**TASK BRIEF**.
From the entries that follow, list every line in which the string "label" appears.

=-=-=-=-=

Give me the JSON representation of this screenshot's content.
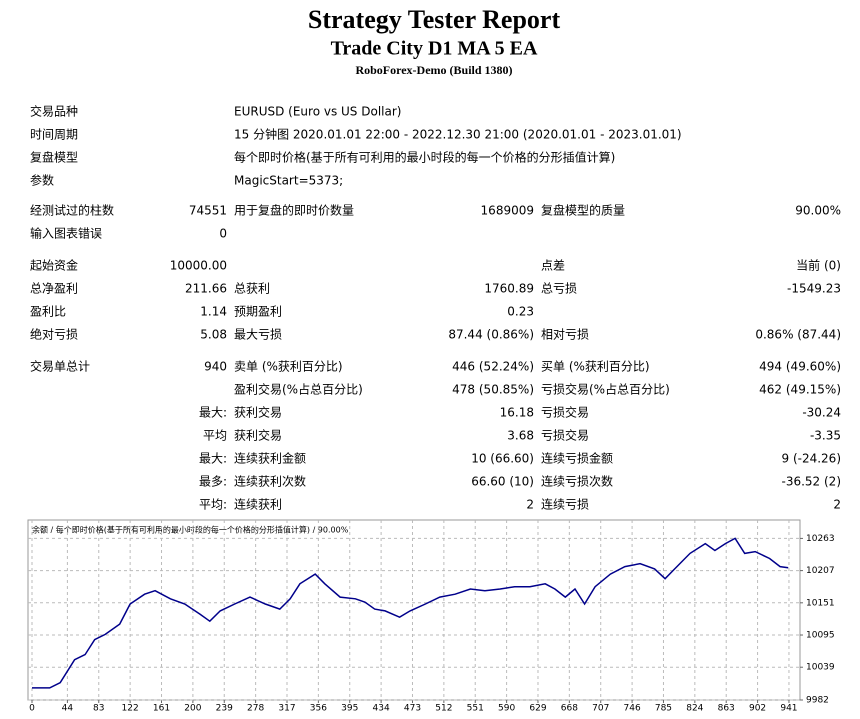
{
  "header": {
    "title": "Strategy Tester Report",
    "subtitle": "Trade City D1 MA 5 EA",
    "server": "RoboForex-Demo (Build 1380)"
  },
  "info": [
    {
      "label": "交易品种",
      "value": "EURUSD (Euro vs US Dollar)"
    },
    {
      "label": "时间周期",
      "value": "15 分钟图 2020.01.01 22:00 - 2022.12.30 21:00 (2020.01.01 - 2023.01.01)"
    },
    {
      "label": "复盘模型",
      "value": "每个即时价格(基于所有可利用的最小时段的每一个价格的分形插值计算)"
    },
    {
      "label": "参数",
      "value": "MagicStart=5373;"
    }
  ],
  "stats": [
    [
      {
        "l1": "经测试过的柱数",
        "v1": "74551",
        "l2": "用于复盘的即时价数量",
        "v2": "1689009",
        "l3": "复盘模型的质量",
        "v3": "90.00%"
      },
      {
        "l1": "输入图表错误",
        "v1": "0"
      }
    ],
    [
      {
        "l1": "起始资金",
        "v1": "10000.00",
        "l3": "点差",
        "v3": "当前 (0)"
      },
      {
        "l1": "总净盈利",
        "v1": "211.66",
        "l2": "总获利",
        "v2": "1760.89",
        "l3": "总亏损",
        "v3": "-1549.23"
      },
      {
        "l1": "盈利比",
        "v1": "1.14",
        "l2": "预期盈利",
        "v2": "0.23"
      },
      {
        "l1": "绝对亏损",
        "v1": "5.08",
        "l2": "最大亏损",
        "v2": "87.44 (0.86%)",
        "l3": "相对亏损",
        "v3": "0.86% (87.44)"
      }
    ],
    [
      {
        "l1": "交易单总计",
        "v1": "940",
        "l2": "卖单 (%获利百分比)",
        "v2": "446 (52.24%)",
        "l3": "买单 (%获利百分比)",
        "v3": "494 (49.60%)"
      },
      {
        "l2": "盈利交易(%占总百分比)",
        "v2": "478 (50.85%)",
        "l3": "亏损交易(%占总百分比)",
        "v3": "462 (49.15%)"
      },
      {
        "v1": "最大:",
        "l2": "获利交易",
        "v2": "16.18",
        "l3": "亏损交易",
        "v3": "-30.24"
      },
      {
        "v1": "平均",
        "l2": "获利交易",
        "v2": "3.68",
        "l3": "亏损交易",
        "v3": "-3.35"
      },
      {
        "v1": "最大:",
        "l2": "连续获利金额",
        "v2": "10 (66.60)",
        "l3": "连续亏损金额",
        "v3": "9 (-24.26)"
      },
      {
        "v1": "最多:",
        "l2": "连续获利次数",
        "v2": "66.60 (10)",
        "l3": "连续亏损次数",
        "v3": "-36.52 (2)"
      },
      {
        "v1": "平均:",
        "l2": "连续获利",
        "v2": "2",
        "l3": "连续亏损",
        "v3": "2"
      }
    ]
  ],
  "chart_data": {
    "type": "line",
    "title": "余额 / 每个即时价格(基于所有可利用的最小时段的每一个价格的分形插值计算) / 90.00%",
    "x": [
      0,
      22,
      35,
      53,
      66,
      78,
      91,
      109,
      122,
      140,
      153,
      172,
      190,
      209,
      221,
      234,
      252,
      271,
      290,
      308,
      321,
      333,
      352,
      364,
      383,
      402,
      414,
      426,
      439,
      457,
      470,
      489,
      507,
      526,
      545,
      563,
      582,
      600,
      619,
      638,
      650,
      663,
      675,
      687,
      700,
      719,
      737,
      756,
      774,
      787,
      799,
      818,
      837,
      849,
      862,
      874,
      886,
      899,
      917,
      930,
      940
    ],
    "series": [
      {
        "color": "#00008b",
        "values": [
          10003,
          10003,
          10012,
          10052,
          10061,
          10087,
          10096,
          10114,
          10149,
          10166,
          10172,
          10158,
          10149,
          10131,
          10119,
          10137,
          10149,
          10161,
          10149,
          10140,
          10158,
          10184,
          10201,
          10184,
          10161,
          10158,
          10152,
          10140,
          10137,
          10126,
          10137,
          10149,
          10161,
          10166,
          10175,
          10172,
          10175,
          10179,
          10179,
          10184,
          10175,
          10161,
          10175,
          10149,
          10179,
          10201,
          10214,
          10219,
          10210,
          10193,
          10210,
          10237,
          10254,
          10242,
          10254,
          10263,
          10237,
          10240,
          10228,
          10214,
          10212
        ]
      }
    ],
    "xlim": [
      0,
      951
    ],
    "ylim": [
      9982,
      10295
    ],
    "xticks": [
      0,
      44,
      83,
      122,
      161,
      200,
      239,
      278,
      317,
      356,
      395,
      434,
      473,
      512,
      551,
      590,
      629,
      668,
      707,
      746,
      785,
      824,
      863,
      902,
      941
    ],
    "yticks": [
      9982,
      10039,
      10095,
      10151,
      10207,
      10263
    ],
    "grid": true
  }
}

=-=-=-=-=

**SOLVED EXERCISE**.
      "label": "交易品种",
      "label": "时间周期",
      "label": "复盘模型",
      "label": "参数",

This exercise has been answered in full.